REQUEST>
Take the listing and print it in full, exactly as given.

Stored data entries
--- BEGIN ---

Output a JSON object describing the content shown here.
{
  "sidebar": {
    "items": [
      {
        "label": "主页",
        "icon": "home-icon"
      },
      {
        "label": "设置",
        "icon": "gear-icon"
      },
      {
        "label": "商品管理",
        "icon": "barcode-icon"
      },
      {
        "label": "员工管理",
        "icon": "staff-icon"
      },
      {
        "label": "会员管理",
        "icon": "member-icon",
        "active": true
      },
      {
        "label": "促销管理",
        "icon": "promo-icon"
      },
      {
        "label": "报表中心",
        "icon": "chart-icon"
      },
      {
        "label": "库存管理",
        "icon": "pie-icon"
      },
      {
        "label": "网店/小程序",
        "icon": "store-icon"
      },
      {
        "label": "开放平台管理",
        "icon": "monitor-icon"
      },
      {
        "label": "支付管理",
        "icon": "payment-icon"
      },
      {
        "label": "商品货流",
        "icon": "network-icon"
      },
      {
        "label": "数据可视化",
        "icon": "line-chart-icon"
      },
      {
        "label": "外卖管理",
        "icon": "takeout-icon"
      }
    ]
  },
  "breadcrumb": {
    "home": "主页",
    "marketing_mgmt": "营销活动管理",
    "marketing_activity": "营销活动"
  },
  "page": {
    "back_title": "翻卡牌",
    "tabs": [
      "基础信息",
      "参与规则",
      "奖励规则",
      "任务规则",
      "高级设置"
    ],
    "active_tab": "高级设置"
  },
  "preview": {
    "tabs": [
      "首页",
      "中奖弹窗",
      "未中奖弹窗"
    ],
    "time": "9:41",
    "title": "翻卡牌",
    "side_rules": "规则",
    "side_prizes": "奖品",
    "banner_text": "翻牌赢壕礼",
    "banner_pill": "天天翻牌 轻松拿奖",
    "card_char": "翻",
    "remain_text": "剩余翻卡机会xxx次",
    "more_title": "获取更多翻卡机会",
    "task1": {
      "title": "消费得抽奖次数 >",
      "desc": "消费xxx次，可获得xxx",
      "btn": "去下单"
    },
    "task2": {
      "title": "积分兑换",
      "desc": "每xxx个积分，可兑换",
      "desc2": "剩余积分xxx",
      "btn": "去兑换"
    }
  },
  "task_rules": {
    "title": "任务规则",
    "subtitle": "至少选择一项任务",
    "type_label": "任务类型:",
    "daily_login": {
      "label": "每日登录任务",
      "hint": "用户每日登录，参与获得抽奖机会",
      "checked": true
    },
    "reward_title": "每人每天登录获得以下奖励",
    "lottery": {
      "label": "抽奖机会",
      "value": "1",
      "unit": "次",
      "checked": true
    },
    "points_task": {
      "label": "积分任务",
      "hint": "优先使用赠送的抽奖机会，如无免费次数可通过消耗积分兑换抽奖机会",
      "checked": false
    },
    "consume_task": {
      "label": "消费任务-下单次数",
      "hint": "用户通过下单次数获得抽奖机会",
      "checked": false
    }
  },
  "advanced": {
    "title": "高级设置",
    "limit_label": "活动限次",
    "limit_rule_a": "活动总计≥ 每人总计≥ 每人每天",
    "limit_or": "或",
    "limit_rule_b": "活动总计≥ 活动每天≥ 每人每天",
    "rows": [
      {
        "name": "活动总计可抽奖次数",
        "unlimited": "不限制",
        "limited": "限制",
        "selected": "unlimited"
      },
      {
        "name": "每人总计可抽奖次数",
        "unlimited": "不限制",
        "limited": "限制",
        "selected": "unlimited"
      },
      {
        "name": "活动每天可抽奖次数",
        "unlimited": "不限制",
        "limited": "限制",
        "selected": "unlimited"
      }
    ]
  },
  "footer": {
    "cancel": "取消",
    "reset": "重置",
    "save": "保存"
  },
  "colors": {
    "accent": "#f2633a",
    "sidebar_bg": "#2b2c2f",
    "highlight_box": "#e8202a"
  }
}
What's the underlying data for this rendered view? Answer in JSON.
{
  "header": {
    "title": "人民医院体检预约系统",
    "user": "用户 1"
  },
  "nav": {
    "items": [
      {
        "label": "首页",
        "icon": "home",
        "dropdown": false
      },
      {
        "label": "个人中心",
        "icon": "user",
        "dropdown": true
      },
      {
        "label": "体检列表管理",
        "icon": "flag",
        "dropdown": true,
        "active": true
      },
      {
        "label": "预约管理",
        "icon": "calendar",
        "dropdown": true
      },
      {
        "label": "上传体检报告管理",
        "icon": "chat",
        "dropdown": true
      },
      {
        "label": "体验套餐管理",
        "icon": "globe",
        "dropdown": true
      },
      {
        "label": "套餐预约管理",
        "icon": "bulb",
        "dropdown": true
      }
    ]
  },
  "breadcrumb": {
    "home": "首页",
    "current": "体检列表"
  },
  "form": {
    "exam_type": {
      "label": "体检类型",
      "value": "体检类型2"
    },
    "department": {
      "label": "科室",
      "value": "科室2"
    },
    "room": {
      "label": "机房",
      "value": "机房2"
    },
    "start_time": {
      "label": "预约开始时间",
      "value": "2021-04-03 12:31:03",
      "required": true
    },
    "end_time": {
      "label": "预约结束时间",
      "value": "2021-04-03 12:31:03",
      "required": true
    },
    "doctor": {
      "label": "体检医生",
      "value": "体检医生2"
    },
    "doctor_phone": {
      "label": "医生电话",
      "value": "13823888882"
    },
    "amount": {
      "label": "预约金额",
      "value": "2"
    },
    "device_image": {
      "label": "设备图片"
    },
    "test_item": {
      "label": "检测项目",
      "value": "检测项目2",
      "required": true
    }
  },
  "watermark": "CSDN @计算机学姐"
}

--- END ---

OUTPUT BELOW>
Output a JSON object describing the content shown here.
{
  "sidebar": {
    "items": [
      {
        "label": "主页",
        "icon": "home-icon"
      },
      {
        "label": "设置",
        "icon": "gear-icon"
      },
      {
        "label": "商品管理",
        "icon": "barcode-icon"
      },
      {
        "label": "员工管理",
        "icon": "staff-icon"
      },
      {
        "label": "会员管理",
        "icon": "member-icon",
        "active": true
      },
      {
        "label": "促销管理",
        "icon": "promo-icon"
      },
      {
        "label": "报表中心",
        "icon": "chart-icon"
      },
      {
        "label": "库存管理",
        "icon": "pie-icon"
      },
      {
        "label": "网店/小程序",
        "icon": "store-icon"
      },
      {
        "label": "开放平台管理",
        "icon": "monitor-icon"
      },
      {
        "label": "支付管理",
        "icon": "payment-icon"
      },
      {
        "label": "商品货流",
        "icon": "network-icon"
      },
      {
        "label": "数据可视化",
        "icon": "line-chart-icon"
      },
      {
        "label": "外卖管理",
        "icon": "takeout-icon"
      }
    ]
  },
  "breadcrumb": {
    "home": "主页",
    "marketing_mgmt": "营销活动管理",
    "marketing_activity": "营销活动"
  },
  "page": {
    "back_title": "翻卡牌",
    "tabs": [
      "基础信息",
      "参与规则",
      "奖励规则",
      "任务规则",
      "高级设置"
    ],
    "active_tab": "高级设置"
  },
  "preview": {
    "tabs": [
      "首页",
      "中奖弹窗",
      "未中奖弹窗"
    ],
    "time": "9:41",
    "title": "翻卡牌",
    "side_rules": "规则",
    "side_prizes": "奖品",
    "banner_text": "翻牌赢壕礼",
    "banner_pill": "天天翻牌 轻松拿奖",
    "card_char": "翻",
    "remain_text": "剩余翻卡机会xxx次",
    "more_title": "获取更多翻卡机会",
    "task1": {
      "title": "消费得抽奖次数 >",
      "desc": "消费xxx次，可获得xxx",
      "btn": "去下单"
    },
    "task2": {
      "title": "积分兑换",
      "desc": "每xxx个积分，可兑换",
      "desc2": "剩余积分xxx",
      "btn": "去兑换"
    }
  },
  "task_rules": {
    "title": "任务规则",
    "subtitle": "至少选择一项任务",
    "type_label": "任务类型:",
    "daily_login": {
      "label": "每日登录任务",
      "hint": "用户每日登录，参与获得抽奖机会",
      "checked": true
    },
    "reward_title": "每人每天登录获得以下奖励",
    "lottery": {
      "label": "抽奖机会",
      "value": "1",
      "unit": "次",
      "checked": true
    },
    "points_task": {
      "label": "积分任务",
      "hint": "优先使用赠送的抽奖机会，如无免费次数可通过消耗积分兑换抽奖机会",
      "checked": false
    },
    "consume_task": {
      "label": "消费任务-下单次数",
      "hint": "用户通过下单次数获得抽奖机会",
      "checked": false
    }
  },
  "advanced": {
    "title": "高级设置",
    "limit_label": "活动限次",
    "limit_rule_a": "活动总计≥ 每人总计≥ 每人每天",
    "limit_or": "或",
    "limit_rule_b": "活动总计≥ 活动每天≥ 每人每天",
    "rows": [
      {
        "name": "活动总计可抽奖次数",
        "unlimited": "不限制",
        "limited": "限制",
        "selected": "unlimited"
      },
      {
        "name": "每人总计可抽奖次数",
        "unlimited": "不限制",
        "limited": "限制",
        "selected": "unlimited"
      },
      {
        "name": "活动每天可抽奖次数",
        "unlimited": "不限制",
        "limited": "限制",
        "selected": "unlimited"
      }
    ]
  },
  "footer": {
    "cancel": "取消",
    "reset": "重置",
    "save": "保存"
  },
  "colors": {
    "accent": "#f2633a",
    "sidebar_bg": "#2b2c2f",
    "highlight_box": "#e8202a"
  }
}
What's the underlying data for this rendered view? Answer in JSON.
{
  "header": {
    "title": "人民医院体检预约系统",
    "user": "用户 1"
  },
  "nav": {
    "items": [
      {
        "label": "首页",
        "icon": "home",
        "dropdown": false
      },
      {
        "label": "个人中心",
        "icon": "user",
        "dropdown": true
      },
      {
        "label": "体检列表管理",
        "icon": "flag",
        "dropdown": true,
        "active": true
      },
      {
        "label": "预约管理",
        "icon": "calendar",
        "dropdown": true
      },
      {
        "label": "上传体检报告管理",
        "icon": "chat",
        "dropdown": true
      },
      {
        "label": "体验套餐管理",
        "icon": "globe",
        "dropdown": true
      },
      {
        "label": "套餐预约管理",
        "icon": "bulb",
        "dropdown": true
      }
    ]
  },
  "breadcrumb": {
    "home": "首页",
    "current": "体检列表"
  },
  "form": {
    "exam_type": {
      "label": "体检类型",
      "value": "体检类型2"
    },
    "department": {
      "label": "科室",
      "value": "科室2"
    },
    "room": {
      "label": "机房",
      "value": "机房2"
    },
    "start_time": {
      "label": "预约开始时间",
      "value": "2021-04-03 12:31:03",
      "required": true
    },
    "end_time": {
      "label": "预约结束时间",
      "value": "2021-04-03 12:31:03",
      "required": true
    },
    "doctor": {
      "label": "体检医生",
      "value": "体检医生2"
    },
    "doctor_phone": {
      "label": "医生电话",
      "value": "13823888882"
    },
    "amount": {
      "label": "预约金额",
      "value": "2"
    },
    "device_image": {
      "label": "设备图片"
    },
    "test_item": {
      "label": "检测项目",
      "value": "检测项目2",
      "required": true
    }
  },
  "watermark": "CSDN @计算机学姐"
}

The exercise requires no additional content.